(TASK PROMPT)
Return all lines that include the string "Molding".

Dataset items:
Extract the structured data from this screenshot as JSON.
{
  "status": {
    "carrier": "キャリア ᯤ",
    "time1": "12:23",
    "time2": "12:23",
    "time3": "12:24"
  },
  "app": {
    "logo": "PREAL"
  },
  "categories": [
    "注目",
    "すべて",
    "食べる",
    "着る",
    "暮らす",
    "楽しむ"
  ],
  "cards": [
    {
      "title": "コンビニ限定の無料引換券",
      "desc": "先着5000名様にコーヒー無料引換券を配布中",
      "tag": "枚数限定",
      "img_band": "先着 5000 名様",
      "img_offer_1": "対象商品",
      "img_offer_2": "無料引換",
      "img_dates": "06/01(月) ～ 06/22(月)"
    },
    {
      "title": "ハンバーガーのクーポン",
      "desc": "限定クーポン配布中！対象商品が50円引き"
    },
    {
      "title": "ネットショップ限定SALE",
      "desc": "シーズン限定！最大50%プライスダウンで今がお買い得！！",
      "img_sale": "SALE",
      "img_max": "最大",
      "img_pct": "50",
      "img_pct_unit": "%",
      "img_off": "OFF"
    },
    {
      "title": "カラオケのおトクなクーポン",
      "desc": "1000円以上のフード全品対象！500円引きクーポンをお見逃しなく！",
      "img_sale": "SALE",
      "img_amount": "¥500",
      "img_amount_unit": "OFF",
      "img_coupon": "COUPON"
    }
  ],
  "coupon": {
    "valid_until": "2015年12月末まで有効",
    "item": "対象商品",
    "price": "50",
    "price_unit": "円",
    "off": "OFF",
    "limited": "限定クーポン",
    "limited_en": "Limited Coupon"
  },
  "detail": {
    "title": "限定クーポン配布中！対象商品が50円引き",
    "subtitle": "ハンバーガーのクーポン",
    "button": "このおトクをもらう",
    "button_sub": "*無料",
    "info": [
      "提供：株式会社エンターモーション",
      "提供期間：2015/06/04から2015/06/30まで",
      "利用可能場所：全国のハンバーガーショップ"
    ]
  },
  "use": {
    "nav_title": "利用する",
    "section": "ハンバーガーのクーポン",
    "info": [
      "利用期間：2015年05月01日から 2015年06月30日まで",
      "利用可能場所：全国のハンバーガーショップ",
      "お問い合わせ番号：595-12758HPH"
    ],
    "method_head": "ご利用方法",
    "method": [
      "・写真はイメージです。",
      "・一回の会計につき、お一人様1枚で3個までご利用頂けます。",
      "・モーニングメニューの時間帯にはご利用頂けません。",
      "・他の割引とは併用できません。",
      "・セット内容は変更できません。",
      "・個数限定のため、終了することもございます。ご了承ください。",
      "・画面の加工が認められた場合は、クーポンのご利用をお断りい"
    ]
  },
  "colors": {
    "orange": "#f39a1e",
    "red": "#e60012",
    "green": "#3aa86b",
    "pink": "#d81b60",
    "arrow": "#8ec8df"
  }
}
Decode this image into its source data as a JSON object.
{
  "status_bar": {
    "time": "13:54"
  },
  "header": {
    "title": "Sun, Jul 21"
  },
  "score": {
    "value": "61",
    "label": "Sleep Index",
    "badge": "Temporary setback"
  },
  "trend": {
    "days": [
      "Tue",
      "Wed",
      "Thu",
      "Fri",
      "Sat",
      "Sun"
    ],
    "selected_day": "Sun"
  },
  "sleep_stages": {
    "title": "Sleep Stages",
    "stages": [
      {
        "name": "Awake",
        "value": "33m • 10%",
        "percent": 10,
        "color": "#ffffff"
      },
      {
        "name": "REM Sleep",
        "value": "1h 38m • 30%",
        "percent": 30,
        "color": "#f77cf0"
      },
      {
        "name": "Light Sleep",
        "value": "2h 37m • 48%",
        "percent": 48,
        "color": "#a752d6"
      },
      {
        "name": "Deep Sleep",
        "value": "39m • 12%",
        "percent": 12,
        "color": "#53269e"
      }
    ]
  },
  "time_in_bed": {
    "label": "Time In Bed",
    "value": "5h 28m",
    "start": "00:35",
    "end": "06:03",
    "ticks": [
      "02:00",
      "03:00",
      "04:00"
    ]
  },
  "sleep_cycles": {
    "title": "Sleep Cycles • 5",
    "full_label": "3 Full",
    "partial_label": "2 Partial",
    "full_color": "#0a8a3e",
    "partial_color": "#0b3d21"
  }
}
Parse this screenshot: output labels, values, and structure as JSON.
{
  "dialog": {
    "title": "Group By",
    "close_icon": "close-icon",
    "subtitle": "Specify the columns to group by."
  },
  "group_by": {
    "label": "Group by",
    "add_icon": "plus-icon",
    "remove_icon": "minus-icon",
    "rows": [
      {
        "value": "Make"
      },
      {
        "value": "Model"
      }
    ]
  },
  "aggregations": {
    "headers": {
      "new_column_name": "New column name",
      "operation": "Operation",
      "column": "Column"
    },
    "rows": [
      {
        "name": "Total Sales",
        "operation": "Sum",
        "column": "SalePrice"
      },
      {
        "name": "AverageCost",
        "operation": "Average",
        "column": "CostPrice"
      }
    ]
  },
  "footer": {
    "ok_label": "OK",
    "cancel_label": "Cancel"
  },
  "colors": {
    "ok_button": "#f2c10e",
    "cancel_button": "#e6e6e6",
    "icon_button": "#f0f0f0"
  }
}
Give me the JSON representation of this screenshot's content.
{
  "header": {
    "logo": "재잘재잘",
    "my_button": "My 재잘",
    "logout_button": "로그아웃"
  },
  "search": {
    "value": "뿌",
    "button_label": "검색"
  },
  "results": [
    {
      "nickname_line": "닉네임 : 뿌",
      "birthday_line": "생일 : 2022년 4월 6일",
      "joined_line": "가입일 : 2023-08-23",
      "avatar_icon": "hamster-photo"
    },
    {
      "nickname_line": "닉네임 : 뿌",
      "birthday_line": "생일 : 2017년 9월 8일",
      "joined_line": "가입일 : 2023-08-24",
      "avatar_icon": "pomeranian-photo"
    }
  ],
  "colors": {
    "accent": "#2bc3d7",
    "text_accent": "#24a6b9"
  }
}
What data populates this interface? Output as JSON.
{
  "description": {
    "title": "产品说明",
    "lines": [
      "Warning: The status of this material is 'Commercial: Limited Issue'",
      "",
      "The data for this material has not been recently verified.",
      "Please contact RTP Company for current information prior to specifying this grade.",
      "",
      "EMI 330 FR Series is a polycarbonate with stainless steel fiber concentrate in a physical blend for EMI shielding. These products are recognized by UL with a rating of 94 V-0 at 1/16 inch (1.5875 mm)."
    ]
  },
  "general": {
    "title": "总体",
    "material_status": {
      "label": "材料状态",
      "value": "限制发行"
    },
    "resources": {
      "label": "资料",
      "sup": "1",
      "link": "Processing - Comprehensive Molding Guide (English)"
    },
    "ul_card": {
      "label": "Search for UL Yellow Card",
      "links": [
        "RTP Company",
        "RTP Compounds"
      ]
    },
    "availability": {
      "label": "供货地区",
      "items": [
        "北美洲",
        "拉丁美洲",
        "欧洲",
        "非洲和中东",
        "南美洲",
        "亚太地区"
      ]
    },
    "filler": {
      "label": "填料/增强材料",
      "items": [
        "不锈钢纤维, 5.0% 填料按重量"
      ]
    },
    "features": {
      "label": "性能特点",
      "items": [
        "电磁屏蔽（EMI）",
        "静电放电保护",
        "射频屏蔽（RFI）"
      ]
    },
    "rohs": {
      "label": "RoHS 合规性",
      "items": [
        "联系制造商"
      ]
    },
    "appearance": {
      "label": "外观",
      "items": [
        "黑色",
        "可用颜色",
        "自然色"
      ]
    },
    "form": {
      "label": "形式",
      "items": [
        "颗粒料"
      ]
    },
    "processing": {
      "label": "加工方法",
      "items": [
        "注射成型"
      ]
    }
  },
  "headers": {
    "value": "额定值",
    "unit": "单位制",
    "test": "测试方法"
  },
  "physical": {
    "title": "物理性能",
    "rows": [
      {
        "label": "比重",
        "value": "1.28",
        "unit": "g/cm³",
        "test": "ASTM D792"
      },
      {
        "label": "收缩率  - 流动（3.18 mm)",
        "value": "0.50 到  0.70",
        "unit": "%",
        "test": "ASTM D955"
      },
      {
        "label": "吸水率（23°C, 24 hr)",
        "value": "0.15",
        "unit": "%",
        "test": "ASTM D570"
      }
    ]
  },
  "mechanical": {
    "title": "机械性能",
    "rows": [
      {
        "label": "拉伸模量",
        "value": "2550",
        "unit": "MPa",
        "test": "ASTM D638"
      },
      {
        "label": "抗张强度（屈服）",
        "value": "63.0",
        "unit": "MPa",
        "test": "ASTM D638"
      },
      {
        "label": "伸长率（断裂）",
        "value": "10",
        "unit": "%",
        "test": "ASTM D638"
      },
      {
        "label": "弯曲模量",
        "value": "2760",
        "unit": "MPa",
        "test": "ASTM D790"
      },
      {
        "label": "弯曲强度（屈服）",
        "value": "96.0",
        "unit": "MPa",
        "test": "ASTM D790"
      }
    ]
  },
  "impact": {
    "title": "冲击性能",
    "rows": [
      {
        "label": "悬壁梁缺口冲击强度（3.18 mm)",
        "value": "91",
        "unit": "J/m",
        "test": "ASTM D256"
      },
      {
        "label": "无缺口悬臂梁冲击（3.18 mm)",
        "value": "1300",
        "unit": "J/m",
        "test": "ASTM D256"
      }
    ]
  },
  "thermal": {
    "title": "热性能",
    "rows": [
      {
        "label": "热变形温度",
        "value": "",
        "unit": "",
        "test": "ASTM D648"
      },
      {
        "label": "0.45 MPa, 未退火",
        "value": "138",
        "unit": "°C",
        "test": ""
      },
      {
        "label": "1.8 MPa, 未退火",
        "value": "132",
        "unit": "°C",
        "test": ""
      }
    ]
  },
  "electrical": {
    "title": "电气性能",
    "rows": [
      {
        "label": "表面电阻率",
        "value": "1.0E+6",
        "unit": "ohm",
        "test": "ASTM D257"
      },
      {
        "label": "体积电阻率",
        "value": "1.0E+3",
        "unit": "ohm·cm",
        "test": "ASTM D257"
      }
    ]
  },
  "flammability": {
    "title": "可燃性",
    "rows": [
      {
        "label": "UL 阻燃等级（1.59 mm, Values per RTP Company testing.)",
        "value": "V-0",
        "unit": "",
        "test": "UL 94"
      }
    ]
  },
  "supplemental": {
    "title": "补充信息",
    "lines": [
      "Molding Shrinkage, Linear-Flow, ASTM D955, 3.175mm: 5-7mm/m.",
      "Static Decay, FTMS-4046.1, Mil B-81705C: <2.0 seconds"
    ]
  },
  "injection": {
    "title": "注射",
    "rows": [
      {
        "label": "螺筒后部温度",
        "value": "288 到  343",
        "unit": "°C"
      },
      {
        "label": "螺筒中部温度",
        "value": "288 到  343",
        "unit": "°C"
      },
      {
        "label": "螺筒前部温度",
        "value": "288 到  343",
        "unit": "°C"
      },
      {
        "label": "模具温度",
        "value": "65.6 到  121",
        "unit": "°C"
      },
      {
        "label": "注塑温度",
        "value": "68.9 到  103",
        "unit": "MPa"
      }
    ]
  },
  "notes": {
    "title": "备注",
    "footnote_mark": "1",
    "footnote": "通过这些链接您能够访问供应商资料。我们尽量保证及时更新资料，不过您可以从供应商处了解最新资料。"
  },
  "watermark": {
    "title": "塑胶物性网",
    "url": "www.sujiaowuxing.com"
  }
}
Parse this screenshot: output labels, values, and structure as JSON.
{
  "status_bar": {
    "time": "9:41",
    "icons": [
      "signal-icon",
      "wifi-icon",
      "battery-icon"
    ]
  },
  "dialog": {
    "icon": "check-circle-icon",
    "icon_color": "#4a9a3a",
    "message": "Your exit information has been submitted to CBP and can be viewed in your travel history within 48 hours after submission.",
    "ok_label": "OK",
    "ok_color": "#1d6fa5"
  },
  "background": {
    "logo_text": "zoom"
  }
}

(RESULT OF THIS TASK)
      "link": "Processing - Comprehensive Molding Guide (English)"
      "Molding Shrinkage, Linear-Flow, ASTM D955, 3.175mm: 5-7mm/m.",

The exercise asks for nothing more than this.